Puja dan
puji hanya milik Alloh SWT semata, yang tidak pernah menyia-nyiakan siapapun
yang mengharapkan keridhaan-Nya, dan tidak pernah menampik siapa pun yang
memanjatkan do’a kepada-Nya. Segala puji hanya bagi-Nya, yang dengan segala
taufik dan pertolongan-pertolongan-Nya semata, apapun wujud kepentingan, pasti
dapat dilaksanakan dengan sempurna. Segala puji hanya bagi Alloh yang telah
menciptakan segala sesuatu, lalu menyempurnakan penciptaannya, dan yang telah
menetapkan takdir lalu menurunkan petunjuk bagi para hamba-Nya.
Semenjak
awal kita selalu bersaksi bahwa tidak ada yang berhak diibadahi secara benar
melainkan Alloh, yang Maha Tunggal, dan tidak ada sekutu bagi-NYA. Kita pun
bersaksi, bahwa Muhammad ﷺ adalah hamba dan utusan-Nya.

# [Tujuan latihan]
Salin ulang seluruh kutipan teks tentang puji kepada Alloh di atas, lengkap dengan setiap kata dan tanda bacanya tanpa perubahan.

# [Materi yang ditampilkan]
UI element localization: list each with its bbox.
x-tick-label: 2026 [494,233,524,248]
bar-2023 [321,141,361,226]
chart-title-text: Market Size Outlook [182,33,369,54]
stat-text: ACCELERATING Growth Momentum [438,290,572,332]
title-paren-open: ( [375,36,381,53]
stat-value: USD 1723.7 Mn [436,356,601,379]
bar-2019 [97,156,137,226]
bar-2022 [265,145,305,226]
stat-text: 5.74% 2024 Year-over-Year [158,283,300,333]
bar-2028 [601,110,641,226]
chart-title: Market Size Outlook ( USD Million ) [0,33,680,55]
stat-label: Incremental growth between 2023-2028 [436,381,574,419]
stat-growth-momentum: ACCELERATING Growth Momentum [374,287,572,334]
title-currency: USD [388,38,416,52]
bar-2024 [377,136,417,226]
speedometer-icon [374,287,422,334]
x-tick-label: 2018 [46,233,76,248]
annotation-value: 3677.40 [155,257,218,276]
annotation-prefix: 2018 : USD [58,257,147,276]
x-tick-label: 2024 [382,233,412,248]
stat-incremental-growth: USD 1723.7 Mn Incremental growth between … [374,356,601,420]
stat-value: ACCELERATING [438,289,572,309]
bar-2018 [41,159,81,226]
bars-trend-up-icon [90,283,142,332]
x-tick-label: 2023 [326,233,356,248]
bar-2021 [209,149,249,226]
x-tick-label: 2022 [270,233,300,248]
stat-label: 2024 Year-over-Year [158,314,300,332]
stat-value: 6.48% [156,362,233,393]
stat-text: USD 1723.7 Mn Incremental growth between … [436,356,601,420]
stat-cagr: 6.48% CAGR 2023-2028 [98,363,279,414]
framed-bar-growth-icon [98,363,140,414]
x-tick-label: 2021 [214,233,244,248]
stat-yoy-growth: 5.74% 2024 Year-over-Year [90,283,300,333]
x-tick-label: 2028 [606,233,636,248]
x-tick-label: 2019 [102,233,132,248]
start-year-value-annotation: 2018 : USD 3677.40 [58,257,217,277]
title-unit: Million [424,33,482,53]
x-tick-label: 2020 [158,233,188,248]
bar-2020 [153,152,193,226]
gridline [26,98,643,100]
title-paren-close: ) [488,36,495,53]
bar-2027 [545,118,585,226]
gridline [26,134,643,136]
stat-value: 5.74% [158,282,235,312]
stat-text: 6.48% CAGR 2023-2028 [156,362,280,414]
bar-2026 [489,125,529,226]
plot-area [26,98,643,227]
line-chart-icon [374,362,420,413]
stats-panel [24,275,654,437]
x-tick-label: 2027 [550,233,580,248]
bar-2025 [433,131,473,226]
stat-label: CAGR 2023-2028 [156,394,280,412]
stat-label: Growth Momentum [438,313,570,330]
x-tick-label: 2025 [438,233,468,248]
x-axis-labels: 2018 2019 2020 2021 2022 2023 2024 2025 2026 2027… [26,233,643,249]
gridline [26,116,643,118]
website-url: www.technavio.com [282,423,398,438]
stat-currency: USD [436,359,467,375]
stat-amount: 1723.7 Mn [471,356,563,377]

# [Jawaban yang diharapkan]
Puja dan
puji hanya milik Alloh SWT semata, yang tidak pernah menyia-nyiakan siapapun
yang mengharapkan keridhaan-Nya, dan tidak pernah menampik siapa pun yang
memanjatkan do’a kepada-Nya. Segala puji hanya bagi-Nya, yang dengan segala
taufik dan pertolongan-pertolongan-Nya semata, apapun wujud kepentingan, pasti
dapat dilaksanakan dengan sempurna. Segala puji hanya bagi Alloh yang telah
menciptakan segala sesuatu, lalu menyempurnakan penciptaannya, dan yang telah
menetapkan takdir lalu menurunkan petunjuk bagi para hamba-Nya.
Semenjak
awal kita selalu bersaksi bahwa tidak ada yang berhak diibadahi secara benar
melainkan Alloh, yang Maha Tunggal, dan tidak ada sekutu bagi-NYA. Kita pun
bersaksi, bahwa Muhammad ﷺ adalah hamba dan utusan-Nya.